▶ [Problem description]: Count how many lines mention the word "sols". Write that number alone.

↓

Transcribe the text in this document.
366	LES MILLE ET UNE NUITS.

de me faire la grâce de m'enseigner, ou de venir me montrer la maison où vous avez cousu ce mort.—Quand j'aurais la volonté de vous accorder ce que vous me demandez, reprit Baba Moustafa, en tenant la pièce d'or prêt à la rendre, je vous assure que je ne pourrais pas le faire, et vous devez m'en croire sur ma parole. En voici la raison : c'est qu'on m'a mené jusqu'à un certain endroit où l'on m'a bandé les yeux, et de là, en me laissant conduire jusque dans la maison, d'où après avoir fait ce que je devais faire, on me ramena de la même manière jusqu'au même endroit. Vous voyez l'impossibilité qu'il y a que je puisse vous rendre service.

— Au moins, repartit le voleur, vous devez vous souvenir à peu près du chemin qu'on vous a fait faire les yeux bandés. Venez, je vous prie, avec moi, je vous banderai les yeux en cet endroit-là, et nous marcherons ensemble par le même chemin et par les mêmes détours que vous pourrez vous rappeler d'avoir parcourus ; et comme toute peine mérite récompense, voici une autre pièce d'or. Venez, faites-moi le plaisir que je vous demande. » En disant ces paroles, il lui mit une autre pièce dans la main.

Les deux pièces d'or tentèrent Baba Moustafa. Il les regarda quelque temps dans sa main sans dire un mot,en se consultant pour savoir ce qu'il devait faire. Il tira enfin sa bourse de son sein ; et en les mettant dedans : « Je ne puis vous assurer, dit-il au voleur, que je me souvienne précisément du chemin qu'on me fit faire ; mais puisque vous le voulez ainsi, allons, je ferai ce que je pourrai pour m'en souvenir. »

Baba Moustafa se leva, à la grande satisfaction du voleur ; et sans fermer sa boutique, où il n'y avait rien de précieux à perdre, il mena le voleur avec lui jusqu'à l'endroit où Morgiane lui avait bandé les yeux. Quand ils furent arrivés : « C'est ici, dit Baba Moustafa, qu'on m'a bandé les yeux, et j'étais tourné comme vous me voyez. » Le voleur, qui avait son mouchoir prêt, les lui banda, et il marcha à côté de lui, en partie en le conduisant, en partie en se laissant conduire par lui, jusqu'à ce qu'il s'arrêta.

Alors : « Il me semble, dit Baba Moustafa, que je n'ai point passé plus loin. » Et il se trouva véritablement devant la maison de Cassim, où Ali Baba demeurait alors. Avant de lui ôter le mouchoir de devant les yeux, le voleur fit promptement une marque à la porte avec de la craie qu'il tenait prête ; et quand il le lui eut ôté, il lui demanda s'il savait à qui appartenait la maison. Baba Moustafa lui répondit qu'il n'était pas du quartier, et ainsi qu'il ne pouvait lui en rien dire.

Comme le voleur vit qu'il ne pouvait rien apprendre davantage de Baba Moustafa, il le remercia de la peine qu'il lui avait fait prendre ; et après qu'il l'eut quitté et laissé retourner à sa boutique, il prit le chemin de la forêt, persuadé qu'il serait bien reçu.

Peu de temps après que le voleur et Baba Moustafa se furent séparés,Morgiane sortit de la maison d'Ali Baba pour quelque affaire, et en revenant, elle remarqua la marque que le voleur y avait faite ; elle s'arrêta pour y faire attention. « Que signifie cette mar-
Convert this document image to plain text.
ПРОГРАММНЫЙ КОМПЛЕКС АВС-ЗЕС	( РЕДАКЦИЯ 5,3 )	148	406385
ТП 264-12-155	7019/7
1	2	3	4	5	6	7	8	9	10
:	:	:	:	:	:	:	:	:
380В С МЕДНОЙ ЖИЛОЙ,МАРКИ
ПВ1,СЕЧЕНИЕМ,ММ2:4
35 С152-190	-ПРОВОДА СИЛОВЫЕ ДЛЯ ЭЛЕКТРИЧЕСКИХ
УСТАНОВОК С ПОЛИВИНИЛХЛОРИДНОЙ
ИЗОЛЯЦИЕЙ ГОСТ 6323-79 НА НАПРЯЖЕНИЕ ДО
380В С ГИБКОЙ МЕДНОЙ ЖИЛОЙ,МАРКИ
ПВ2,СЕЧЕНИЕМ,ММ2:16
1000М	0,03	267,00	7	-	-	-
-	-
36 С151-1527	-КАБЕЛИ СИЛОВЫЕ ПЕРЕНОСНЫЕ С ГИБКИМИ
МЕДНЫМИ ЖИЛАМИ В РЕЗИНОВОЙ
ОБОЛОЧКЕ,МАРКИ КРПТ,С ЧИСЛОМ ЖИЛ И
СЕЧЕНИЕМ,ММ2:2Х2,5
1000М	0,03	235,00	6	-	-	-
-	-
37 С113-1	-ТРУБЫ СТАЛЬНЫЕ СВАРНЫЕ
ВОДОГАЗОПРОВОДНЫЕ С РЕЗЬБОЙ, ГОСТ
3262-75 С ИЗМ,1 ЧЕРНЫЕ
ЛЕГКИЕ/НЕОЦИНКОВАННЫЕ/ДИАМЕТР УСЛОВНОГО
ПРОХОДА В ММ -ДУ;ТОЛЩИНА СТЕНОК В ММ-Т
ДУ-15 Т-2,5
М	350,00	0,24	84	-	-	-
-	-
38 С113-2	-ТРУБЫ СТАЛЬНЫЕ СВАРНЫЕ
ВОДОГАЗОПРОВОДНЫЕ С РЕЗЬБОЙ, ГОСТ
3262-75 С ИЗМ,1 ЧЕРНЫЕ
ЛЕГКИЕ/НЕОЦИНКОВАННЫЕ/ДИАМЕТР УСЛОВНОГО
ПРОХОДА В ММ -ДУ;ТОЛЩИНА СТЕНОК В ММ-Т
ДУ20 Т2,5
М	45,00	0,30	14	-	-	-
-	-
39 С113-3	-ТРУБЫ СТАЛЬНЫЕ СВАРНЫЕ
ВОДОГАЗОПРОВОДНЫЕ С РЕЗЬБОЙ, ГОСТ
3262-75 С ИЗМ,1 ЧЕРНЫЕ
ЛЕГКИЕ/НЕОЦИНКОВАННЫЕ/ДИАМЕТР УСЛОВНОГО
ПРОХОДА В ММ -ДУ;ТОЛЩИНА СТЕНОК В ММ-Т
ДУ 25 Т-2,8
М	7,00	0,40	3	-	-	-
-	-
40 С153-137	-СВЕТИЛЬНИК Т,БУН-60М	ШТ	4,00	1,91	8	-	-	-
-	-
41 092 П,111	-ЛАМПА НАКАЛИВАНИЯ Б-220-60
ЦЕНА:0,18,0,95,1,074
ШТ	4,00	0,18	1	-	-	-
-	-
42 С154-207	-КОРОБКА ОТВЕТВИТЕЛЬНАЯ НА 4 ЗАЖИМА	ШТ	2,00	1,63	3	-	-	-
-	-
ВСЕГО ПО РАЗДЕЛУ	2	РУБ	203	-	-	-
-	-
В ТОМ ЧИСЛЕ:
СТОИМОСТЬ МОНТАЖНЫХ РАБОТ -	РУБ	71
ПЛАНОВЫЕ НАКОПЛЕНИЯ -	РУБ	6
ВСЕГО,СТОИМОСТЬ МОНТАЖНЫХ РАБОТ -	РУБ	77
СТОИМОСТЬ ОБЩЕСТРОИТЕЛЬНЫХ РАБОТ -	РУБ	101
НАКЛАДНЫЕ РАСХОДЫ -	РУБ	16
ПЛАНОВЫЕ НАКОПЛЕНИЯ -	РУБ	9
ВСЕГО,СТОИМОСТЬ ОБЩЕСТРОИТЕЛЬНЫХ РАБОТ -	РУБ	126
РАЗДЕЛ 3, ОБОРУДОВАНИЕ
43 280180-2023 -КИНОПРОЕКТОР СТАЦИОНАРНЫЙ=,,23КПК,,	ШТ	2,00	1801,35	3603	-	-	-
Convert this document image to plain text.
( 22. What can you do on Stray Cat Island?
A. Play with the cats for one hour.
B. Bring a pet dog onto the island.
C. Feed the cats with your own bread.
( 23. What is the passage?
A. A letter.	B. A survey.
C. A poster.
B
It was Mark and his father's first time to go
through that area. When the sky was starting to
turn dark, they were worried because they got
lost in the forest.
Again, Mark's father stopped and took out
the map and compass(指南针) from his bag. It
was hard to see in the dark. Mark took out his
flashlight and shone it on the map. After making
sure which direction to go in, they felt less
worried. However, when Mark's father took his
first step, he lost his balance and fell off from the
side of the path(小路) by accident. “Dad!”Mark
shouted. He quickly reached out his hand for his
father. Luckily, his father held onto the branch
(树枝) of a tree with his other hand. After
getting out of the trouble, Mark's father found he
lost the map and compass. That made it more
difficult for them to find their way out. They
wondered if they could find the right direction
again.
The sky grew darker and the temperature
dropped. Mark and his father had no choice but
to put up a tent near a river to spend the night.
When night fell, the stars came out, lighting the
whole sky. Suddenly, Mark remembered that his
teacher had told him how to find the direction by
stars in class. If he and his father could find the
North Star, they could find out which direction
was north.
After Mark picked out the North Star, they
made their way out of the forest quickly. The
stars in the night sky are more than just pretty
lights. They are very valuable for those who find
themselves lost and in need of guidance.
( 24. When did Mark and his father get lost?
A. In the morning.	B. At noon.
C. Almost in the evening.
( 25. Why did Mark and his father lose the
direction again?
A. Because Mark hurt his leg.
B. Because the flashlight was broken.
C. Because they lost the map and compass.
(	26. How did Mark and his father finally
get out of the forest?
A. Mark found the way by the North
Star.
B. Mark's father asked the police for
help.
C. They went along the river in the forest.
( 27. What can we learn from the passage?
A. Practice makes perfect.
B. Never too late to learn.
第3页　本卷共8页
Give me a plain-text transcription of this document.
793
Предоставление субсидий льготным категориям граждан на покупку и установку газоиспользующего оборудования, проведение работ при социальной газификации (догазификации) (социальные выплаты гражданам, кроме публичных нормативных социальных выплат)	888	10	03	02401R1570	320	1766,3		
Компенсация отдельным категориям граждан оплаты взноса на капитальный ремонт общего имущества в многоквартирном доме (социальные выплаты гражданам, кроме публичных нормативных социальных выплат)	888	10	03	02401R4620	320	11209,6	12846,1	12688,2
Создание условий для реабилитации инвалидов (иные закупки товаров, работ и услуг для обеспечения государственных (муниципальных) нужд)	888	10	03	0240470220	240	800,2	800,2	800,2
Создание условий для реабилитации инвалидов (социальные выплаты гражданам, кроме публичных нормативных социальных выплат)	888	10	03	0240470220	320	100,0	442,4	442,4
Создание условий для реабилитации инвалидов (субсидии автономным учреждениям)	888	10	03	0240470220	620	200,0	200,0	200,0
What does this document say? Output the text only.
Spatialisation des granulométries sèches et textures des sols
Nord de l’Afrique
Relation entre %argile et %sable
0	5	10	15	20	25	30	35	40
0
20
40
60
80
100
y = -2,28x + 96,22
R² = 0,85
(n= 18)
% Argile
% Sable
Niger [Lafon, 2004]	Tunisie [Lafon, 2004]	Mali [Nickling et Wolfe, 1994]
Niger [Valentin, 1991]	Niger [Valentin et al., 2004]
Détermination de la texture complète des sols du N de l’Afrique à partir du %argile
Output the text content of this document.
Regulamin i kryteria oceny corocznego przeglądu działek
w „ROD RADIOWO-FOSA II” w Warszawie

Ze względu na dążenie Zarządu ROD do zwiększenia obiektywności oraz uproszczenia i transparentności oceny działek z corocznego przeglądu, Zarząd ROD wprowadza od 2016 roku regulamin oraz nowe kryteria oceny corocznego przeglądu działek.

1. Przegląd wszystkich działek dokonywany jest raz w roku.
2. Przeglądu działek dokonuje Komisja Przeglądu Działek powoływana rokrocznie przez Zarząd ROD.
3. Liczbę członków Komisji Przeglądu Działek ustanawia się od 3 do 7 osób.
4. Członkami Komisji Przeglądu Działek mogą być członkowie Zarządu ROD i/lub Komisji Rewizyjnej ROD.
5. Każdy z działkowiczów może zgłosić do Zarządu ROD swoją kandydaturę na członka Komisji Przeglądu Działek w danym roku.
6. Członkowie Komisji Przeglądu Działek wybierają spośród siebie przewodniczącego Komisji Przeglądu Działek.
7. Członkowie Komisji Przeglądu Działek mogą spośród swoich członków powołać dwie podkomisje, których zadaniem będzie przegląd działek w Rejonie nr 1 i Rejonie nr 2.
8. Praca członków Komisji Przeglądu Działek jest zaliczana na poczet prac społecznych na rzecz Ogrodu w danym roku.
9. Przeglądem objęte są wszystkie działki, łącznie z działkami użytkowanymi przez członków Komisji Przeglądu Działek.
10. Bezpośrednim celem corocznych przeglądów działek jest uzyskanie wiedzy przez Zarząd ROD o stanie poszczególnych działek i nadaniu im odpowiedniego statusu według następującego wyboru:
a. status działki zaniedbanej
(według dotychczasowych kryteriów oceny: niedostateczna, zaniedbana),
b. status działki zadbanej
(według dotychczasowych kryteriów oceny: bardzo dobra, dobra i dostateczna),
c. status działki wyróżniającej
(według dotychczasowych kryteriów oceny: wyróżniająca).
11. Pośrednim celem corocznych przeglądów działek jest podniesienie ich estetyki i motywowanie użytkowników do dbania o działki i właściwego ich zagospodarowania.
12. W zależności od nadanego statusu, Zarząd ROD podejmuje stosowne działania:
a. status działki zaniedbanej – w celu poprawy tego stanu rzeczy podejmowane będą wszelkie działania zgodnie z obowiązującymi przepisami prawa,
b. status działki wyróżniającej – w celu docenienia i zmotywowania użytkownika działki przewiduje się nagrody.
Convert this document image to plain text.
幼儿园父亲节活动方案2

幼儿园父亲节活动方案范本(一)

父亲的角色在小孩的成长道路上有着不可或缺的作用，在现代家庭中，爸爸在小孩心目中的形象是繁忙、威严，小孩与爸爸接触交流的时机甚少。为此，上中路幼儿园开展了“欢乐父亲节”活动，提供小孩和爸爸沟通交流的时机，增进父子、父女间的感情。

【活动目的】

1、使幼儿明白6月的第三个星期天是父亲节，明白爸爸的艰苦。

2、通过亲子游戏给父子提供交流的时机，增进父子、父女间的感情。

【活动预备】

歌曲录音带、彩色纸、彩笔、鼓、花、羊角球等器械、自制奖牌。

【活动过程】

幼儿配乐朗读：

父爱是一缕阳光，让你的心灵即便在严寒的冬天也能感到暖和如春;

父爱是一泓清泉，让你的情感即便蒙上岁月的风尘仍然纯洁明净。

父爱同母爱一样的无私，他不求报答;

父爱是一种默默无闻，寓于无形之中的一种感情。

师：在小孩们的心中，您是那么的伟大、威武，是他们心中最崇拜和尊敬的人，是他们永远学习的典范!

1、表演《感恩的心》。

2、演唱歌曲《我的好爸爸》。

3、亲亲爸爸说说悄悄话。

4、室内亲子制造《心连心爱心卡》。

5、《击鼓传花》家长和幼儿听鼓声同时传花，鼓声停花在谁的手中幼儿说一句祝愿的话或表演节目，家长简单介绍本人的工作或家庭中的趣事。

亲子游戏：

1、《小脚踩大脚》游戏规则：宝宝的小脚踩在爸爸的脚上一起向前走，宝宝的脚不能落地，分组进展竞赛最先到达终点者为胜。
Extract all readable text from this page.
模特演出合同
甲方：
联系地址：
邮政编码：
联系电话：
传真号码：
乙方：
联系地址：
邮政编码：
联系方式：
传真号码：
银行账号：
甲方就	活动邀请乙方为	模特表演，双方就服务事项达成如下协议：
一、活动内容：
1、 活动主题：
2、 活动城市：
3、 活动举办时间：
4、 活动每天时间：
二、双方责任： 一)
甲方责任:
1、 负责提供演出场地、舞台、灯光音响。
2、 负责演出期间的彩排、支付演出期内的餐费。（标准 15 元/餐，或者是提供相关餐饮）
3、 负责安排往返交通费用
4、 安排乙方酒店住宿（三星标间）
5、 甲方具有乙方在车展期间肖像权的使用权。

↑

▶ [Solution]: 2